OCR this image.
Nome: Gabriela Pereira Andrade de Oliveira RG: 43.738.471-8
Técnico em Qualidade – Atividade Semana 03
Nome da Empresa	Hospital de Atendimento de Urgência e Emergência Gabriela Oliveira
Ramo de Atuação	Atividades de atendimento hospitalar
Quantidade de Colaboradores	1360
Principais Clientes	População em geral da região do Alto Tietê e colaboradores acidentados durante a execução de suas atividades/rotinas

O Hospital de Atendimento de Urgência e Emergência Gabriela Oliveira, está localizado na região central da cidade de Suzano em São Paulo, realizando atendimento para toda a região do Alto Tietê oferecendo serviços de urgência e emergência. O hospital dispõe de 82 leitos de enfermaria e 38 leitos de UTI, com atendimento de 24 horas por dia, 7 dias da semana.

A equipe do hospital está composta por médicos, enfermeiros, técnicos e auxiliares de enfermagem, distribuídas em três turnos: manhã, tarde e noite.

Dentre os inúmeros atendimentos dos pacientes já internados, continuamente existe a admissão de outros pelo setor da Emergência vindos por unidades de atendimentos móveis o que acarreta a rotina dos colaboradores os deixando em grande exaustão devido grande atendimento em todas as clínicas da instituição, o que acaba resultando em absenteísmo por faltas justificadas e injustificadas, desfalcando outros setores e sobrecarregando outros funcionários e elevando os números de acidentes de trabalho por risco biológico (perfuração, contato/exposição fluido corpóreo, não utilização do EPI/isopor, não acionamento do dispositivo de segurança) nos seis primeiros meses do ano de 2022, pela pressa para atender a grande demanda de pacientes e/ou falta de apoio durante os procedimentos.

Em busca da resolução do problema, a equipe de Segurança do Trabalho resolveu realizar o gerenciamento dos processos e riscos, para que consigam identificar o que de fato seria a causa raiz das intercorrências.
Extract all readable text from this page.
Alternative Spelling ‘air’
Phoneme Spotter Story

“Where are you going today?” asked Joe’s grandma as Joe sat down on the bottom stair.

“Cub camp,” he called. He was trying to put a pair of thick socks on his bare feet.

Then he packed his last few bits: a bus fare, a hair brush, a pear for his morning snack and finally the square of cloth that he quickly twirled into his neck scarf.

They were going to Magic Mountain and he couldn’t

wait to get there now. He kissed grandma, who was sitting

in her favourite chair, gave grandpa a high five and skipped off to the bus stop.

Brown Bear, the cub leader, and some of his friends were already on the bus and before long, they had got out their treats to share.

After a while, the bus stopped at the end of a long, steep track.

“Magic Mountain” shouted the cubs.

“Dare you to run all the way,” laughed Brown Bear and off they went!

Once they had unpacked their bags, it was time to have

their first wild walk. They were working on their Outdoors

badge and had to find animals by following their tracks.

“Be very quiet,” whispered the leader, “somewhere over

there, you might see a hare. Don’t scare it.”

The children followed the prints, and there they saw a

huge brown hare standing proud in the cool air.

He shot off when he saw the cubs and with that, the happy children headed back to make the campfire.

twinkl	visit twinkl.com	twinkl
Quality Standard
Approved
########################################
(PROBLEM TO SOLVE) Reproduce each line verbatim.

(SOLVED EXERCISE)
OCR this image.
Nome: Gabriela Pereira Andrade de Oliveira RG: 43.738.471-8
Técnico em Qualidade – Atividade Semana 03
Nome da Empresa	Hospital de Atendimento de Urgência e Emergência Gabriela Oliveira
Ramo de Atuação	Atividades de atendimento hospitalar
Quantidade de Colaboradores	1360
Principais Clientes	População em geral da região do Alto Tietê e colaboradores acidentados durante a execução de suas atividades/rotinas

O Hospital de Atendimento de Urgência e Emergência Gabriela Oliveira, está localizado na região central da cidade de Suzano em São Paulo, realizando atendimento para toda a região do Alto Tietê oferecendo serviços de urgência e emergência. O hospital dispõe de 82 leitos de enfermaria e 38 leitos de UTI, com atendimento de 24 horas por dia, 7 dias da semana.

A equipe do hospital está composta por médicos, enfermeiros, técnicos e auxiliares de enfermagem, distribuídas em três turnos: manhã, tarde e noite.

Dentre os inúmeros atendimentos dos pacientes já internados, continuamente existe a admissão de outros pelo setor da Emergência vindos por unidades de atendimentos móveis o que acarreta a rotina dos colaboradores os deixando em grande exaustão devido grande atendimento em todas as clínicas da instituição, o que acaba resultando em absenteísmo por faltas justificadas e injustificadas, desfalcando outros setores e sobrecarregando outros funcionários e elevando os números de acidentes de trabalho por risco biológico (perfuração, contato/exposição fluido corpóreo, não utilização do EPI/isopor, não acionamento do dispositivo de segurança) nos seis primeiros meses do ano de 2022, pela pressa para atender a grande demanda de pacientes e/ou falta de apoio durante os procedimentos.

Em busca da resolução do problema, a equipe de Segurança do Trabalho resolveu realizar o gerenciamento dos processos e riscos, para que consigam identificar o que de fato seria a causa raiz das intercorrências.
Extract all readable text from this page.
Alternative Spelling ‘air’
Phoneme Spotter Story

“Where are you going today?” asked Joe’s grandma as Joe sat down on the bottom stair.

“Cub camp,” he called. He was trying to put a pair of thick socks on his bare feet.

Then he packed his last few bits: a bus fare, a hair brush, a pear for his morning snack and finally the square of cloth that he quickly twirled into his neck scarf.

They were going to Magic Mountain and he couldn’t

wait to get there now. He kissed grandma, who was sitting

in her favourite chair, gave grandpa a high five and skipped off to the bus stop.

Brown Bear, the cub leader, and some of his friends were already on the bus and before long, they had got out their treats to share.

After a while, the bus stopped at the end of a long, steep track.

“Magic Mountain” shouted the cubs.

“Dare you to run all the way,” laughed Brown Bear and off they went!

Once they had unpacked their bags, it was time to have

their first wild walk. They were working on their Outdoors

badge and had to find animals by following their tracks.

“Be very quiet,” whispered the leader, “somewhere over

there, you might see a hare. Don’t scare it.”

The children followed the prints, and there they saw a

huge brown hare standing proud in the cool air.

He shot off when he saw the cubs and with that, the happy children headed back to make the campfire.

twinkl	visit twinkl.com	twinkl
Quality Standard
Approved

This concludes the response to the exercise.